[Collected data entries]

_____

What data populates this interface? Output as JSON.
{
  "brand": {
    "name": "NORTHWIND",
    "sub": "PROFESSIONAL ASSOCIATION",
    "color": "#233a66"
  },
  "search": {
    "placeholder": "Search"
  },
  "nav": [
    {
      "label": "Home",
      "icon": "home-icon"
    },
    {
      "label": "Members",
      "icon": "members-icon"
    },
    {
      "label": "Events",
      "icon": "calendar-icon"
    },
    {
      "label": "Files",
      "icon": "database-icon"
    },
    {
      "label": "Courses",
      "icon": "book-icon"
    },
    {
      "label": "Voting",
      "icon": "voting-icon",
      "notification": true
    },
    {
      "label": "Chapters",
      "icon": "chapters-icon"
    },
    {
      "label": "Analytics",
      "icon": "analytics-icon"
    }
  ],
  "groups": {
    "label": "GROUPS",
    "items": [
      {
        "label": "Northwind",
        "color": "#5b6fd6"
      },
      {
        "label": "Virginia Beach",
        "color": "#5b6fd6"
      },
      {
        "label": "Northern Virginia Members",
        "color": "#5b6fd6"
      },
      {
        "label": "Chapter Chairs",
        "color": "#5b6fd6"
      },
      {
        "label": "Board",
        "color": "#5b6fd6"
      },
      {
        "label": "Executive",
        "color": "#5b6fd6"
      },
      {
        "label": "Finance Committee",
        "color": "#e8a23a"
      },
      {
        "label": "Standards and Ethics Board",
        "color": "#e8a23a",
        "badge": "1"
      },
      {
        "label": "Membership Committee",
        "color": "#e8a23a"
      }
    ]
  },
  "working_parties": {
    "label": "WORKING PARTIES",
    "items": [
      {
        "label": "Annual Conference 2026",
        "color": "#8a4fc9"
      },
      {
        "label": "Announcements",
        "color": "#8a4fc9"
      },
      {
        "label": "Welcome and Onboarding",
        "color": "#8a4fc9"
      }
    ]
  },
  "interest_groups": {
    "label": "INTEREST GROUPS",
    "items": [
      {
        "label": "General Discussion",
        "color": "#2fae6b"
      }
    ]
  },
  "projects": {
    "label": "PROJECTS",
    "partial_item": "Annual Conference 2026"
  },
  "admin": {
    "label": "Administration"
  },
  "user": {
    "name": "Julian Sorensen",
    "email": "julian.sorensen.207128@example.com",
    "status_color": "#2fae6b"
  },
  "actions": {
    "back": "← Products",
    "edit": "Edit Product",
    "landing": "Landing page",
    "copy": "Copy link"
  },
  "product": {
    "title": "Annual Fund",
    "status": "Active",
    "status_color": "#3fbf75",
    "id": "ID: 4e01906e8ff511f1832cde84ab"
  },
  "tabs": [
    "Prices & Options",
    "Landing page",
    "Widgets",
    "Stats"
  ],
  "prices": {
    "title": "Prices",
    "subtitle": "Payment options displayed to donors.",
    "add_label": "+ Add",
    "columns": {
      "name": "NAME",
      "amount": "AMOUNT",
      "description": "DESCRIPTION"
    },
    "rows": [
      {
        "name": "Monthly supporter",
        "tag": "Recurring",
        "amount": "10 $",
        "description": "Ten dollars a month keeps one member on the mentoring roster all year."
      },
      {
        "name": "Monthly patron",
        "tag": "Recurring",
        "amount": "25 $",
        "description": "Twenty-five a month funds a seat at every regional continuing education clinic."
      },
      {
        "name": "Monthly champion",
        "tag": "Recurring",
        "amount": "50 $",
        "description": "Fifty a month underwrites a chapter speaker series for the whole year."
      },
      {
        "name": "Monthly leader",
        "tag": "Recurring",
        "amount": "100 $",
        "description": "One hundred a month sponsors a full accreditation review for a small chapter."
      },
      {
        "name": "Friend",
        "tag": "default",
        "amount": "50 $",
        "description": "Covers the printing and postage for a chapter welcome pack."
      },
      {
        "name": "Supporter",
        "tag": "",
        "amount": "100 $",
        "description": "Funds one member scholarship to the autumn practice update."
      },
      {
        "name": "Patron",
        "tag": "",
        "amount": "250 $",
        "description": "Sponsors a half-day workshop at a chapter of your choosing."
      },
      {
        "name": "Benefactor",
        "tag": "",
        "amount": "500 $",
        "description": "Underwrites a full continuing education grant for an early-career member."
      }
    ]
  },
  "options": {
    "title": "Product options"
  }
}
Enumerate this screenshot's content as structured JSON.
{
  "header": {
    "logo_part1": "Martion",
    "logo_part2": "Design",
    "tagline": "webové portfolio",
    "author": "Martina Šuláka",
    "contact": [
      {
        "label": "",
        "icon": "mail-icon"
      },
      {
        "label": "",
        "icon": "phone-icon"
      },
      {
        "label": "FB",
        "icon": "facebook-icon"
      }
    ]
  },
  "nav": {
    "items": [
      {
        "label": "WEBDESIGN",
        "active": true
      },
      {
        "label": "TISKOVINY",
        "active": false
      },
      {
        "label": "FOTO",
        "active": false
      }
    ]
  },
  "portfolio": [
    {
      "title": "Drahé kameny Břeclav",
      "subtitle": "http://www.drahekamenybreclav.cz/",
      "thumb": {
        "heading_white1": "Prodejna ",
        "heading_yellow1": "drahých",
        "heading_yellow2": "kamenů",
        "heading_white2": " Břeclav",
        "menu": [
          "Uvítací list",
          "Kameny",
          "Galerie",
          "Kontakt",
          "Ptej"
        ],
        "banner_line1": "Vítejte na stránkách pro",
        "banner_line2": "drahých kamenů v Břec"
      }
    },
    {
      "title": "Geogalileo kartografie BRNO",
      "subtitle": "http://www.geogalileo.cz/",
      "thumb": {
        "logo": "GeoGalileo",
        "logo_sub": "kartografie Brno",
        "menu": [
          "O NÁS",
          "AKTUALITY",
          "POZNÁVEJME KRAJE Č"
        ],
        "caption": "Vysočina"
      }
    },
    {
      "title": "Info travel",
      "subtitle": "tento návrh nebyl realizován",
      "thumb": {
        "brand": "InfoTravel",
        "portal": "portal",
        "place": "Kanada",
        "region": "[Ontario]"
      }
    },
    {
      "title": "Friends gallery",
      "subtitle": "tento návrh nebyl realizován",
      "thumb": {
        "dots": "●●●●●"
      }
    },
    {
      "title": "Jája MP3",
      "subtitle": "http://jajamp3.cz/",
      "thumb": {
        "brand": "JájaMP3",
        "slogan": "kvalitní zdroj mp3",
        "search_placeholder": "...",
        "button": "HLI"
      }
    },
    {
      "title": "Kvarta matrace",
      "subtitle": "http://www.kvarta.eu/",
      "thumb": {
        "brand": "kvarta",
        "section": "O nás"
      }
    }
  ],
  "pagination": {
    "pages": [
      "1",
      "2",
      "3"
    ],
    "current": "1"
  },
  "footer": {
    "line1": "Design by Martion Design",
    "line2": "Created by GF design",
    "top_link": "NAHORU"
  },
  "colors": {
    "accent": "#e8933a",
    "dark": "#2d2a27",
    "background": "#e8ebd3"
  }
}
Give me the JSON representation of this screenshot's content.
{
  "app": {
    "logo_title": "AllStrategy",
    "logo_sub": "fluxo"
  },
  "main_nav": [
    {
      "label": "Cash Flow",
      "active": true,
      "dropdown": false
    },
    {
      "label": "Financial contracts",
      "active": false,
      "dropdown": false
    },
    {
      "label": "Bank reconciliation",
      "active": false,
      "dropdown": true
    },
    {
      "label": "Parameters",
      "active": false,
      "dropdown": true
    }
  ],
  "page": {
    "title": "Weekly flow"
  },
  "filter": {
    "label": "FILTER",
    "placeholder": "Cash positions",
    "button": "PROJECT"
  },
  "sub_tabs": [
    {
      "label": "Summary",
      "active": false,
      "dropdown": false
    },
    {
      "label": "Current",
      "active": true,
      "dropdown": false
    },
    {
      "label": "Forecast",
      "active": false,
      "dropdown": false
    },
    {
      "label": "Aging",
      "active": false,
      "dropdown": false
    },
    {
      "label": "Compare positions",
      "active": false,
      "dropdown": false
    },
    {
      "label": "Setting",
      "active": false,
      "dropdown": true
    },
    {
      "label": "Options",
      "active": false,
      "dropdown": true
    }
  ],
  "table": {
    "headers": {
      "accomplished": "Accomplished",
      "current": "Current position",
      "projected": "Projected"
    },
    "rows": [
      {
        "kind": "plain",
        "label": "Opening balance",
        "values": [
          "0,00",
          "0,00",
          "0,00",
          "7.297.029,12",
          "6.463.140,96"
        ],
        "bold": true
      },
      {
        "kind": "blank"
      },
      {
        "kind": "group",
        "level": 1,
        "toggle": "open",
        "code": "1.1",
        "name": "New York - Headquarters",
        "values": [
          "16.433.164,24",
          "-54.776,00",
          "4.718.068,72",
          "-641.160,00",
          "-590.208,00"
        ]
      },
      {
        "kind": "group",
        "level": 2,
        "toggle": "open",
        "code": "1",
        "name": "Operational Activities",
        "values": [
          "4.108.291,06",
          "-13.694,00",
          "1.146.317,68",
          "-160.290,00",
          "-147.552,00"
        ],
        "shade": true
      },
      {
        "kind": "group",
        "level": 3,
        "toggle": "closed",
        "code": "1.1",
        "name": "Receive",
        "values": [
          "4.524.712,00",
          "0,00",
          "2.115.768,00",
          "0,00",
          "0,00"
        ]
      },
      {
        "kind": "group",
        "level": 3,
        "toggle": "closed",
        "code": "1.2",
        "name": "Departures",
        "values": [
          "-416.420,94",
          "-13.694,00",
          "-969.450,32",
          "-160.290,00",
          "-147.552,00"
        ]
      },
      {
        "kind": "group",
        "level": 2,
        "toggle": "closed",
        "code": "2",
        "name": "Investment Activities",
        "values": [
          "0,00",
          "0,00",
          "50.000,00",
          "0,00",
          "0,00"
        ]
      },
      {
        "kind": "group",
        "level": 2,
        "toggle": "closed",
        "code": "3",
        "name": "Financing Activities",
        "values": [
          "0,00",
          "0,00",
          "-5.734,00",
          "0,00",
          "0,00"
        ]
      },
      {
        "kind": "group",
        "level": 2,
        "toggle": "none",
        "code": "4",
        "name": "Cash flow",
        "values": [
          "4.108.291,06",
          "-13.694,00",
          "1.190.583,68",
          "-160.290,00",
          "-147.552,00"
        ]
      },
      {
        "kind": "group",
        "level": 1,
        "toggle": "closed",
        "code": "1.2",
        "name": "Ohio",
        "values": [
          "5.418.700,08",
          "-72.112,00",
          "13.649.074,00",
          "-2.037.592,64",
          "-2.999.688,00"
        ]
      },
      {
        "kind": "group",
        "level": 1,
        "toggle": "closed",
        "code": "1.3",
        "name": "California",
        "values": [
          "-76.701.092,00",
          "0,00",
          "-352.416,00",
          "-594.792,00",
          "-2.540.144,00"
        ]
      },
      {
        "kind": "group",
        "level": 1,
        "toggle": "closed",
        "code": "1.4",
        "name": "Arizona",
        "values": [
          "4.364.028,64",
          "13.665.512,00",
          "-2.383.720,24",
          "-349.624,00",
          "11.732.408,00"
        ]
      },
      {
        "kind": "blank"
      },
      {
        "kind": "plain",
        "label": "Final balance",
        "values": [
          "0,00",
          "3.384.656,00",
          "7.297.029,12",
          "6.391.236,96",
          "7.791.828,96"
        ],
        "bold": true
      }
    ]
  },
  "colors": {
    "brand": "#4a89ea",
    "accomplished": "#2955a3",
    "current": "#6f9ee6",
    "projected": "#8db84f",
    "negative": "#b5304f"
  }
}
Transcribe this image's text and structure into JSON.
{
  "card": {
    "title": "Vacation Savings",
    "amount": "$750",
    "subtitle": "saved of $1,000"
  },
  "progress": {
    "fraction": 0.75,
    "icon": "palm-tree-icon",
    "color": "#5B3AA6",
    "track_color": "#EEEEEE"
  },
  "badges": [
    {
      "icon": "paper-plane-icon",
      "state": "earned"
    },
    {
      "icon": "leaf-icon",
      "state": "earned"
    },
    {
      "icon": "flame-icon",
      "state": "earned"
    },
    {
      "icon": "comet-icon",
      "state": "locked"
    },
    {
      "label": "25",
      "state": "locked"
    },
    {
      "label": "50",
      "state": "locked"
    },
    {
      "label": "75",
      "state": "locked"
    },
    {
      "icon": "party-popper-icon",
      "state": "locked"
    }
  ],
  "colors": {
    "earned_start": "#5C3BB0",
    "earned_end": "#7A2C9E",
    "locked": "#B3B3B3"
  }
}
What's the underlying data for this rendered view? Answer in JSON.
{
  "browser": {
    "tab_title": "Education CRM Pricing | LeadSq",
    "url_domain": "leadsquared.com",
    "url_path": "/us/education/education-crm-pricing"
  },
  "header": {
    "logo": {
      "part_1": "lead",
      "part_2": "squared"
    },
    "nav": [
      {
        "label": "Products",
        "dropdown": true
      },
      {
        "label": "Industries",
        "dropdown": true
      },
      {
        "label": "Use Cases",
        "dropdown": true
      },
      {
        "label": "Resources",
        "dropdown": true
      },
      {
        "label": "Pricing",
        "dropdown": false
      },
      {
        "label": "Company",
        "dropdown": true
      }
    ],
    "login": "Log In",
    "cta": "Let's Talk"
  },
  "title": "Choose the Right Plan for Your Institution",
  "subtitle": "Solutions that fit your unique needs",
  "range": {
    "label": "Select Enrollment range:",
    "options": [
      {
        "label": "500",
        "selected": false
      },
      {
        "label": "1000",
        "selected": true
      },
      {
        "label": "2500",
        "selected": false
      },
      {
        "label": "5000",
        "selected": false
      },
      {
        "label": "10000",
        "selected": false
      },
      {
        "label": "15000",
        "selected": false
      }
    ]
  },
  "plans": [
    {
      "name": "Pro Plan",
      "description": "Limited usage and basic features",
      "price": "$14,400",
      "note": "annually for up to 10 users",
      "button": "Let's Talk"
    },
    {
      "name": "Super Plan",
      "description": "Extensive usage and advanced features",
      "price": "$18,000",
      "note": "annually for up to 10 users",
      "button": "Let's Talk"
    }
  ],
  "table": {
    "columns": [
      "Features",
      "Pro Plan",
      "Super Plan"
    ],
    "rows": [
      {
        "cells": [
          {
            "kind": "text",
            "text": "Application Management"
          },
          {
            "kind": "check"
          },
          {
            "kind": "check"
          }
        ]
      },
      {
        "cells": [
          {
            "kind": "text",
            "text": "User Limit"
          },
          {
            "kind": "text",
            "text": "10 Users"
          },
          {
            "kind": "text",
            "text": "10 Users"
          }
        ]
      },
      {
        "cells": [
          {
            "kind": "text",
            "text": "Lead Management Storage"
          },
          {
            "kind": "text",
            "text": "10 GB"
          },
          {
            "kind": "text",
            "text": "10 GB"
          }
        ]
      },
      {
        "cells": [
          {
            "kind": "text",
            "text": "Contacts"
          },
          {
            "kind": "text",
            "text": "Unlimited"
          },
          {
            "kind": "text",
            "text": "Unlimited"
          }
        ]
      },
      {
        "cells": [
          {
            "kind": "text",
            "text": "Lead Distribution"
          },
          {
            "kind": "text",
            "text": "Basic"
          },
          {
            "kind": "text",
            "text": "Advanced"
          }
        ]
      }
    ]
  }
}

_____

Lines holding the word "this" should be counted across the entries; state only how many there are.

RESULT
5